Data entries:
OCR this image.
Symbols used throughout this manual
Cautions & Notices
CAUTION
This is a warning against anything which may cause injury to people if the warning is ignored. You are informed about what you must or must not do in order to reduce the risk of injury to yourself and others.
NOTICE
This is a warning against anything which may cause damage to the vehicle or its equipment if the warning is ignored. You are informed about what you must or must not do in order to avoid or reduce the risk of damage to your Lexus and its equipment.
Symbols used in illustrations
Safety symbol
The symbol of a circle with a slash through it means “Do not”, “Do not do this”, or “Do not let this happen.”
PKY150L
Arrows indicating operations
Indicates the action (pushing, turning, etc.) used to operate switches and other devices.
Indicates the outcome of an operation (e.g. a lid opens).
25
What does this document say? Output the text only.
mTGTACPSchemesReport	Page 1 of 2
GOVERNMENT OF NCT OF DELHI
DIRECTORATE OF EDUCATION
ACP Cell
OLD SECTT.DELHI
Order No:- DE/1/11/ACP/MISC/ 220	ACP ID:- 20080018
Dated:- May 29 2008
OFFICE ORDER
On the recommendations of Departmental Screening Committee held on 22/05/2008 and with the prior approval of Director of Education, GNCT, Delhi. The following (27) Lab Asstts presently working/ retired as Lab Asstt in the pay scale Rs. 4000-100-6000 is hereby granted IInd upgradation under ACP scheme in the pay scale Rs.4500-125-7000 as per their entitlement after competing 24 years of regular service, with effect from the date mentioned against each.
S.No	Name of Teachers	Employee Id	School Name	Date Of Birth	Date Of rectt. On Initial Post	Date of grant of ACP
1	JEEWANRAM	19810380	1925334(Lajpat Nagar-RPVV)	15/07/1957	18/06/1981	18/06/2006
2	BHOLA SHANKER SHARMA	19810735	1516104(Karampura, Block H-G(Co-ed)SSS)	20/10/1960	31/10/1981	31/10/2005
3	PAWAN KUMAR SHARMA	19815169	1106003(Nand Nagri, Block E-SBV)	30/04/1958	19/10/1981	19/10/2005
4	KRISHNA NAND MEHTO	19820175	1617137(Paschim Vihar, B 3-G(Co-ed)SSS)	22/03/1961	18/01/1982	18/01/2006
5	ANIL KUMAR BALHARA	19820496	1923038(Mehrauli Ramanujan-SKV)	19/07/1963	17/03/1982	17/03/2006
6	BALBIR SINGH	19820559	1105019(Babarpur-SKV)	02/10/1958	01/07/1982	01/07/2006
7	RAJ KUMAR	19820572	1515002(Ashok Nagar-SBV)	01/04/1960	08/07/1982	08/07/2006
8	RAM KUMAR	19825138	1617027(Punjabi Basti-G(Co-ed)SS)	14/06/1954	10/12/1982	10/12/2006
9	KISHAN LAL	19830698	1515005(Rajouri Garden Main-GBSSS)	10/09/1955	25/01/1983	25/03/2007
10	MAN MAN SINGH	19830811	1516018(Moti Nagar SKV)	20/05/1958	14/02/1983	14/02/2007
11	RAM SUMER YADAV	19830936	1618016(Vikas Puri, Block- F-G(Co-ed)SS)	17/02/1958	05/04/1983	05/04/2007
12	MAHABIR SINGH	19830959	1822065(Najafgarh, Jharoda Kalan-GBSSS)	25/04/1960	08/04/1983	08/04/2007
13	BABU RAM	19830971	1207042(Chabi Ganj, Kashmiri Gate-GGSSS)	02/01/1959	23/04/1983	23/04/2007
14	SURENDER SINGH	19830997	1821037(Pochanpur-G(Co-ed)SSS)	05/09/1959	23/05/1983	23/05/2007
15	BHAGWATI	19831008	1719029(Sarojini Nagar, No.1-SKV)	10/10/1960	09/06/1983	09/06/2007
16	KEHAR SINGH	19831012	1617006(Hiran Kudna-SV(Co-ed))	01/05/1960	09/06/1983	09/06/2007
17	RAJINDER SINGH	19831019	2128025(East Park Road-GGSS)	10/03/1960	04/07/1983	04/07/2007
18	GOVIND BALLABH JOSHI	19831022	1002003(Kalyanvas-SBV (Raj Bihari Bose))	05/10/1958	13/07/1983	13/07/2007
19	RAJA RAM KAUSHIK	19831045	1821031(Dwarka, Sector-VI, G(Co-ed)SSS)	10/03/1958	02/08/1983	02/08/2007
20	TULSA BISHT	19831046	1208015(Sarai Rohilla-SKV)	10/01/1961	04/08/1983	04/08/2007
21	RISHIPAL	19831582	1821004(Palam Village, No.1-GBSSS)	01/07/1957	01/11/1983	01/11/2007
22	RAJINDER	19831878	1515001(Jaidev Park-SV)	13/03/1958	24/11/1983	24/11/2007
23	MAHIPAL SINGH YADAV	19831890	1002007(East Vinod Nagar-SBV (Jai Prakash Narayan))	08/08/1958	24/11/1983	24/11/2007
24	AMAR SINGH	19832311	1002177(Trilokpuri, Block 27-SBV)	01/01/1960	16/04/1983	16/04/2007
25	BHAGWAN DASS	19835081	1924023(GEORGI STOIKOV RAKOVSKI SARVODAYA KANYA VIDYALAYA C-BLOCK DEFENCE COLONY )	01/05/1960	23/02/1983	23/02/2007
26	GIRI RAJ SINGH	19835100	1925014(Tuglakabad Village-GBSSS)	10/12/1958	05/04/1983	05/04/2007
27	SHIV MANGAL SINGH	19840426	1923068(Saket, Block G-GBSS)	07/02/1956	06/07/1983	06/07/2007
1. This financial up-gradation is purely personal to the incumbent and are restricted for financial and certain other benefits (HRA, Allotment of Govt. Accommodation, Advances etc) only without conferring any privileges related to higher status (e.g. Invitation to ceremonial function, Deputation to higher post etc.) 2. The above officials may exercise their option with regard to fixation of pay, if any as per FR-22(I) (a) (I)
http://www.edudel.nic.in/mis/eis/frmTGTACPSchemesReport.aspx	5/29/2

TASK DESCRIPTION: In the lines above, locate the string "informed". Copy every line where it occurs.

EXERCISE OUTPUT:
This is a warning against anything which may cause injury to people if the warning is ignored. You are informed about what you must or must not do in order to reduce the risk of injury to yourself and others.
This is a warning against anything which may cause damage to the vehicle or its equipment if the warning is ignored. You are informed about what you must or must not do in order to avoid or reduce the risk of damage to your Lexus and its equipment.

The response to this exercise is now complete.